+++ Task material

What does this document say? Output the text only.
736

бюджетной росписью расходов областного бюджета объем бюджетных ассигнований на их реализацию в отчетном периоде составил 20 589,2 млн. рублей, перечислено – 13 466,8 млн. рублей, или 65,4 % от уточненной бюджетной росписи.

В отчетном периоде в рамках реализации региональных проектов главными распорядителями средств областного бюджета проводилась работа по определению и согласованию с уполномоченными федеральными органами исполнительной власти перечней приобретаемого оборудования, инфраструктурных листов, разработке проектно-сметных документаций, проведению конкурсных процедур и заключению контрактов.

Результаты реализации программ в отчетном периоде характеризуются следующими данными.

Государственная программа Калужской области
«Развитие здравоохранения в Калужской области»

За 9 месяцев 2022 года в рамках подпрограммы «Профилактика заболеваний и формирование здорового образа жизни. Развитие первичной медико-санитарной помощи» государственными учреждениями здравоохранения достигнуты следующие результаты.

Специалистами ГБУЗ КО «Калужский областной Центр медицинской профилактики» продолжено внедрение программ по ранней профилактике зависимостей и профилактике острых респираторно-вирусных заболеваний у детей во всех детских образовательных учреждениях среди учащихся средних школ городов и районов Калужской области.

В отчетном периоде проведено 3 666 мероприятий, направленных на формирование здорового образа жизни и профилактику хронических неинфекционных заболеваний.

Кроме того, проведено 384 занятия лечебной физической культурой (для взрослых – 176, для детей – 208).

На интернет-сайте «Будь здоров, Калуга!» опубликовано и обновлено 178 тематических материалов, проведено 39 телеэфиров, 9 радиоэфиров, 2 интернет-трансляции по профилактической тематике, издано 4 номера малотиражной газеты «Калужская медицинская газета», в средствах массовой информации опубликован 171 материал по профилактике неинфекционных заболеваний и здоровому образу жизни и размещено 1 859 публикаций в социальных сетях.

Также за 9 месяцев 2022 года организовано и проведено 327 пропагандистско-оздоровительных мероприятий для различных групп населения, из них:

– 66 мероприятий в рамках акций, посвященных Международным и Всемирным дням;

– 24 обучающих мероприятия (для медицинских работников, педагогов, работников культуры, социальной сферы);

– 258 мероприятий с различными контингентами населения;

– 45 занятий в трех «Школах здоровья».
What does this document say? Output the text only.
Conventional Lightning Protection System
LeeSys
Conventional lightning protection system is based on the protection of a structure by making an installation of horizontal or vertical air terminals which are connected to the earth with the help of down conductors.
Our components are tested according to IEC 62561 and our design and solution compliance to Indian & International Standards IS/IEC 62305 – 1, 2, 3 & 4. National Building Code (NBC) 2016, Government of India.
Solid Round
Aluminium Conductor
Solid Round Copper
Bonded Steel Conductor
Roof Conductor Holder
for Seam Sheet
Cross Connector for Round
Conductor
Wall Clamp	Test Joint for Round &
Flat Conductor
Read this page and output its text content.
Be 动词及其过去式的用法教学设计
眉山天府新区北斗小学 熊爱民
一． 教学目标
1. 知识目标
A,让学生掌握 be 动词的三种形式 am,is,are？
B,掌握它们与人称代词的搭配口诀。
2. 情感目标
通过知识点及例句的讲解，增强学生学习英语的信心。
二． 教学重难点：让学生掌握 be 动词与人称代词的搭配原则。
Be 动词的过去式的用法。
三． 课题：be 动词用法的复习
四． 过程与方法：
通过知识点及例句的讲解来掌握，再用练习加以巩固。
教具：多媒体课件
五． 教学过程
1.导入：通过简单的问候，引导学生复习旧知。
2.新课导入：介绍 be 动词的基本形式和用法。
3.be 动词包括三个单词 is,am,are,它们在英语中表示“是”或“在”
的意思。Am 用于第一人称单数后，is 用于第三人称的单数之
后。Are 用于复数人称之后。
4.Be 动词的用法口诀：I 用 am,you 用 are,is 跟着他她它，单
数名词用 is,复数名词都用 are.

++++++

[Request]
The records above should be duplicated in full, exactly as given.

[Task result]
What does this document say? Output the text only.
736

бюджетной росписью расходов областного бюджета объем бюджетных ассигнований на их реализацию в отчетном периоде составил 20 589,2 млн. рублей, перечислено – 13 466,8 млн. рублей, или 65,4 % от уточненной бюджетной росписи.

В отчетном периоде в рамках реализации региональных проектов главными распорядителями средств областного бюджета проводилась работа по определению и согласованию с уполномоченными федеральными органами исполнительной власти перечней приобретаемого оборудования, инфраструктурных листов, разработке проектно-сметных документаций, проведению конкурсных процедур и заключению контрактов.

Результаты реализации программ в отчетном периоде характеризуются следующими данными.

Государственная программа Калужской области
«Развитие здравоохранения в Калужской области»

За 9 месяцев 2022 года в рамках подпрограммы «Профилактика заболеваний и формирование здорового образа жизни. Развитие первичной медико-санитарной помощи» государственными учреждениями здравоохранения достигнуты следующие результаты.

Специалистами ГБУЗ КО «Калужский областной Центр медицинской профилактики» продолжено внедрение программ по ранней профилактике зависимостей и профилактике острых респираторно-вирусных заболеваний у детей во всех детских образовательных учреждениях среди учащихся средних школ городов и районов Калужской области.

В отчетном периоде проведено 3 666 мероприятий, направленных на формирование здорового образа жизни и профилактику хронических неинфекционных заболеваний.

Кроме того, проведено 384 занятия лечебной физической культурой (для взрослых – 176, для детей – 208).

На интернет-сайте «Будь здоров, Калуга!» опубликовано и обновлено 178 тематических материалов, проведено 39 телеэфиров, 9 радиоэфиров, 2 интернет-трансляции по профилактической тематике, издано 4 номера малотиражной газеты «Калужская медицинская газета», в средствах массовой информации опубликован 171 материал по профилактике неинфекционных заболеваний и здоровому образу жизни и размещено 1 859 публикаций в социальных сетях.

Также за 9 месяцев 2022 года организовано и проведено 327 пропагандистско-оздоровительных мероприятий для различных групп населения, из них:

– 66 мероприятий в рамках акций, посвященных Международным и Всемирным дням;

– 24 обучающих мероприятия (для медицинских работников, педагогов, работников культуры, социальной сферы);

– 258 мероприятий с различными контингентами населения;

– 45 занятий в трех «Школах здоровья».
What does this document say? Output the text only.
Conventional Lightning Protection System
LeeSys
Conventional lightning protection system is based on the protection of a structure by making an installation of horizontal or vertical air terminals which are connected to the earth with the help of down conductors.
Our components are tested according to IEC 62561 and our design and solution compliance to Indian & International Standards IS/IEC 62305 – 1, 2, 3 & 4. National Building Code (NBC) 2016, Government of India.
Solid Round
Aluminium Conductor
Solid Round Copper
Bonded Steel Conductor
Roof Conductor Holder
for Seam Sheet
Cross Connector for Round
Conductor
Wall Clamp	Test Joint for Round &
Flat Conductor
Read this page and output its text content.
Be 动词及其过去式的用法教学设计
眉山天府新区北斗小学 熊爱民
一． 教学目标
1. 知识目标
A,让学生掌握 be 动词的三种形式 am,is,are？
B,掌握它们与人称代词的搭配口诀。
2. 情感目标
通过知识点及例句的讲解，增强学生学习英语的信心。
二． 教学重难点：让学生掌握 be 动词与人称代词的搭配原则。
Be 动词的过去式的用法。
三． 课题：be 动词用法的复习
四． 过程与方法：
通过知识点及例句的讲解来掌握，再用练习加以巩固。
教具：多媒体课件
五． 教学过程
1.导入：通过简单的问候，引导学生复习旧知。
2.新课导入：介绍 be 动词的基本形式和用法。
3.be 动词包括三个单词 is,am,are,它们在英语中表示“是”或“在”
的意思。Am 用于第一人称单数后，is 用于第三人称的单数之
后。Are 用于复数人称之后。
4.Be 动词的用法口诀：I 用 am,you 用 are,is 跟着他她它，单
数名词用 is,复数名词都用 are.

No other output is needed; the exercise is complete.